WHAT IS NEEDED ▸
Could you write out every entry exactly as it stands?

Records excerpted from a collection:
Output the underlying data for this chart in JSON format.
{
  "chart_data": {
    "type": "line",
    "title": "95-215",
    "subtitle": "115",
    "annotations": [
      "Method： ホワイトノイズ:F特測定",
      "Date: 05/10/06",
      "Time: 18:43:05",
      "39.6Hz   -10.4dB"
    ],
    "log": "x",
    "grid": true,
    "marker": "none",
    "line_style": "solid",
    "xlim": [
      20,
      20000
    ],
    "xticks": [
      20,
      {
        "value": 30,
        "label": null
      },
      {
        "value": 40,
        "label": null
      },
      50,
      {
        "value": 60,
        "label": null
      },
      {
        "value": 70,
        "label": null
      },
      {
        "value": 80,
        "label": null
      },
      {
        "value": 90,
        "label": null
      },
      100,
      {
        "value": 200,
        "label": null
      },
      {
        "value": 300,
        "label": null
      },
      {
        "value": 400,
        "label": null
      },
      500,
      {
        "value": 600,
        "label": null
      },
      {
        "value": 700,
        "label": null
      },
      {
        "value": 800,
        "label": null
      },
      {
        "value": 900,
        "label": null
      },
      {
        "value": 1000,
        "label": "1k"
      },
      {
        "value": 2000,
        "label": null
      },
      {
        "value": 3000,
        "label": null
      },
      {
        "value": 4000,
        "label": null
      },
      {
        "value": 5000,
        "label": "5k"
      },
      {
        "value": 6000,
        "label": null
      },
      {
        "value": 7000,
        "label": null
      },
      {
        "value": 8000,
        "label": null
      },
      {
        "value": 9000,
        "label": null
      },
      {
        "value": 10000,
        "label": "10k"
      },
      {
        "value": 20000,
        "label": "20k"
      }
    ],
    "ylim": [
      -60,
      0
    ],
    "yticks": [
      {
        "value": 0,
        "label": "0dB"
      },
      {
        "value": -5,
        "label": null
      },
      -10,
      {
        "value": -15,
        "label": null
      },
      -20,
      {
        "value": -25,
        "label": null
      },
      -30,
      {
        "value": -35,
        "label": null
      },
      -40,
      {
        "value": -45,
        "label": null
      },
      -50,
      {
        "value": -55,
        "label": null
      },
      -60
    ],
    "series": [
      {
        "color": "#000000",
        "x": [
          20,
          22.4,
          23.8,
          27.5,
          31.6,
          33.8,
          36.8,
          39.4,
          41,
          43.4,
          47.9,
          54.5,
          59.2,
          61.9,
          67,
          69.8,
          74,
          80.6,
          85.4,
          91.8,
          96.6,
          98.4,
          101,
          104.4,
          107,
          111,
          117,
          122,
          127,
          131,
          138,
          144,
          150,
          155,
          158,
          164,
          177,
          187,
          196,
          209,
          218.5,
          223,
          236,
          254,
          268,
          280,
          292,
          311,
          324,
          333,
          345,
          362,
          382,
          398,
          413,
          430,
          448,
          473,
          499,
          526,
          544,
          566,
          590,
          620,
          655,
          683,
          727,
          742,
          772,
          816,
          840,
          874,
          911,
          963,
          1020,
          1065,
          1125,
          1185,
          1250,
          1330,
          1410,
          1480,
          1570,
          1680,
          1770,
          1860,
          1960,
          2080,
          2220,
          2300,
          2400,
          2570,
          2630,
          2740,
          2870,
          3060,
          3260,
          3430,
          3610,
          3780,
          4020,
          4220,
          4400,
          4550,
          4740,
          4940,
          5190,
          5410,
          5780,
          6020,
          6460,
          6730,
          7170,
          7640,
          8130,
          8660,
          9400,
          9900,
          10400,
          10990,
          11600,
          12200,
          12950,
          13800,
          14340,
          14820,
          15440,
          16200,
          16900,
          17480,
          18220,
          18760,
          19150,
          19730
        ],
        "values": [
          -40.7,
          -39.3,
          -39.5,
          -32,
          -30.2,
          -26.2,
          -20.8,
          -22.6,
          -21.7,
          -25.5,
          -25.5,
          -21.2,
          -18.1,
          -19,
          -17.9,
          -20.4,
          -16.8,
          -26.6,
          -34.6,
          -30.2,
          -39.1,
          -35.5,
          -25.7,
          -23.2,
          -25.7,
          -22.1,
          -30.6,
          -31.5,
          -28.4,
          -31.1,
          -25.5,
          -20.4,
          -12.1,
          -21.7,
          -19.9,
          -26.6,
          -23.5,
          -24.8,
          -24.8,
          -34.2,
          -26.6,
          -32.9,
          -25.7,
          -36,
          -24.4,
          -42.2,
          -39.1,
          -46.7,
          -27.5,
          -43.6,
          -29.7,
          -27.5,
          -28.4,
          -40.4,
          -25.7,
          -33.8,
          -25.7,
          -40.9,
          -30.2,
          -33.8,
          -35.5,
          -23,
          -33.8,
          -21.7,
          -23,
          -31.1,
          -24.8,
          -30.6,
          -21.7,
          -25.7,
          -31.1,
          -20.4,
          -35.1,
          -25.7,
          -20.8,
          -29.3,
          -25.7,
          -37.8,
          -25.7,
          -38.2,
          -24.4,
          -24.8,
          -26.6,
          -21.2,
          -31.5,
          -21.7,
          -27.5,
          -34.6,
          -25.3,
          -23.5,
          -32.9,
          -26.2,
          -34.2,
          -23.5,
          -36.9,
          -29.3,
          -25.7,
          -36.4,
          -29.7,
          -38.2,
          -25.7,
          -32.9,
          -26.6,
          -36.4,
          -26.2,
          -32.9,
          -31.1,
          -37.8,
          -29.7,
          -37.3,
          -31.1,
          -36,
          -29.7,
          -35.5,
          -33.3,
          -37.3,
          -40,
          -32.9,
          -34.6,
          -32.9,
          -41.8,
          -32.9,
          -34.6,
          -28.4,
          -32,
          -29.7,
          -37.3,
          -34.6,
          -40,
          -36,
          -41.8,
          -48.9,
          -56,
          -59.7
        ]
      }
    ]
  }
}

CORRECT RESULT ▸
Output the underlying data for this chart in JSON format.
{
  "chart_data": {
    "type": "line",
    "title": "95-215",
    "subtitle": "115",
    "annotations": [
      "Method： ホワイトノイズ:F特測定",
      "Date: 05/10/06",
      "Time: 18:43:05",
      "39.6Hz   -10.4dB"
    ],
    "log": "x",
    "grid": true,
    "marker": "none",
    "line_style": "solid",
    "xlim": [
      20,
      20000
    ],
    "xticks": [
      20,
      {
        "value": 30,
        "label": null
      },
      {
        "value": 40,
        "label": null
      },
      50,
      {
        "value": 60,
        "label": null
      },
      {
        "value": 70,
        "label": null
      },
      {
        "value": 80,
        "label": null
      },
      {
        "value": 90,
        "label": null
      },
      100,
      {
        "value": 200,
        "label": null
      },
      {
        "value": 300,
        "label": null
      },
      {
        "value": 400,
        "label": null
      },
      500,
      {
        "value": 600,
        "label": null
      },
      {
        "value": 700,
        "label": null
      },
      {
        "value": 800,
        "label": null
      },
      {
        "value": 900,
        "label": null
      },
      {
        "value": 1000,
        "label": "1k"
      },
      {
        "value": 2000,
        "label": null
      },
      {
        "value": 3000,
        "label": null
      },
      {
        "value": 4000,
        "label": null
      },
      {
        "value": 5000,
        "label": "5k"
      },
      {
        "value": 6000,
        "label": null
      },
      {
        "value": 7000,
        "label": null
      },
      {
        "value": 8000,
        "label": null
      },
      {
        "value": 9000,
        "label": null
      },
      {
        "value": 10000,
        "label": "10k"
      },
      {
        "value": 20000,
        "label": "20k"
      }
    ],
    "ylim": [
      -60,
      0
    ],
    "yticks": [
      {
        "value": 0,
        "label": "0dB"
      },
      {
        "value": -5,
        "label": null
      },
      -10,
      {
        "value": -15,
        "label": null
      },
      -20,
      {
        "value": -25,
        "label": null
      },
      -30,
      {
        "value": -35,
        "label": null
      },
      -40,
      {
        "value": -45,
        "label": null
      },
      -50,
      {
        "value": -55,
        "label": null
      },
      -60
    ],
    "series": [
      {
        "color": "#000000",
        "x": [
          20,
          22.4,
          23.8,
          27.5,
          31.6,
          33.8,
          36.8,
          39.4,
          41,
          43.4,
          47.9,
          54.5,
          59.2,
          61.9,
          67,
          69.8,
          74,
          80.6,
          85.4,
          91.8,
          96.6,
          98.4,
          101,
          104.4,
          107,
          111,
          117,
          122,
          127,
          131,
          138,
          144,
          150,
          155,
          158,
          164,
          177,
          187,
          196,
          209,
          218.5,
          223,
          236,
          254,
          268,
          280,
          292,
          311,
          324,
          333,
          345,
          362,
          382,
          398,
          413,
          430,
          448,
          473,
          499,
          526,
          544,
          566,
          590,
          620,
          655,
          683,
          727,
          742,
          772,
          816,
          840,
          874,
          911,
          963,
          1020,
          1065,
          1125,
          1185,
          1250,
          1330,
          1410,
          1480,
          1570,
          1680,
          1770,
          1860,
          1960,
          2080,
          2220,
          2300,
          2400,
          2570,
          2630,
          2740,
          2870,
          3060,
          3260,
          3430,
          3610,
          3780,
          4020,
          4220,
          4400,
          4550,
          4740,
          4940,
          5190,
          5410,
          5780,
          6020,
          6460,
          6730,
          7170,
          7640,
          8130,
          8660,
          9400,
          9900,
          10400,
          10990,
          11600,
          12200,
          12950,
          13800,
          14340,
          14820,
          15440,
          16200,
          16900,
          17480,
          18220,
          18760,
          19150,
          19730
        ],
        "values": [
          -40.7,
          -39.3,
          -39.5,
          -32,
          -30.2,
          -26.2,
          -20.8,
          -22.6,
          -21.7,
          -25.5,
          -25.5,
          -21.2,
          -18.1,
          -19,
          -17.9,
          -20.4,
          -16.8,
          -26.6,
          -34.6,
          -30.2,
          -39.1,
          -35.5,
          -25.7,
          -23.2,
          -25.7,
          -22.1,
          -30.6,
          -31.5,
          -28.4,
          -31.1,
          -25.5,
          -20.4,
          -12.1,
          -21.7,
          -19.9,
          -26.6,
          -23.5,
          -24.8,
          -24.8,
          -34.2,
          -26.6,
          -32.9,
          -25.7,
          -36,
          -24.4,
          -42.2,
          -39.1,
          -46.7,
          -27.5,
          -43.6,
          -29.7,
          -27.5,
          -28.4,
          -40.4,
          -25.7,
          -33.8,
          -25.7,
          -40.9,
          -30.2,
          -33.8,
          -35.5,
          -23,
          -33.8,
          -21.7,
          -23,
          -31.1,
          -24.8,
          -30.6,
          -21.7,
          -25.7,
          -31.1,
          -20.4,
          -35.1,
          -25.7,
          -20.8,
          -29.3,
          -25.7,
          -37.8,
          -25.7,
          -38.2,
          -24.4,
          -24.8,
          -26.6,
          -21.2,
          -31.5,
          -21.7,
          -27.5,
          -34.6,
          -25.3,
          -23.5,
          -32.9,
          -26.2,
          -34.2,
          -23.5,
          -36.9,
          -29.3,
          -25.7,
          -36.4,
          -29.7,
          -38.2,
          -25.7,
          -32.9,
          -26.6,
          -36.4,
          -26.2,
          -32.9,
          -31.1,
          -37.8,
          -29.7,
          -37.3,
          -31.1,
          -36,
          -29.7,
          -35.5,
          -33.3,
          -37.3,
          -40,
          -32.9,
          -34.6,
          -32.9,
          -41.8,
          -32.9,
          -34.6,
          -28.4,
          -32,
          -29.7,
          -37.3,
          -34.6,
          -40,
          -36,
          -41.8,
          -48.9,
          -56,
          -59.7
        ]
      }
    ]
  }
}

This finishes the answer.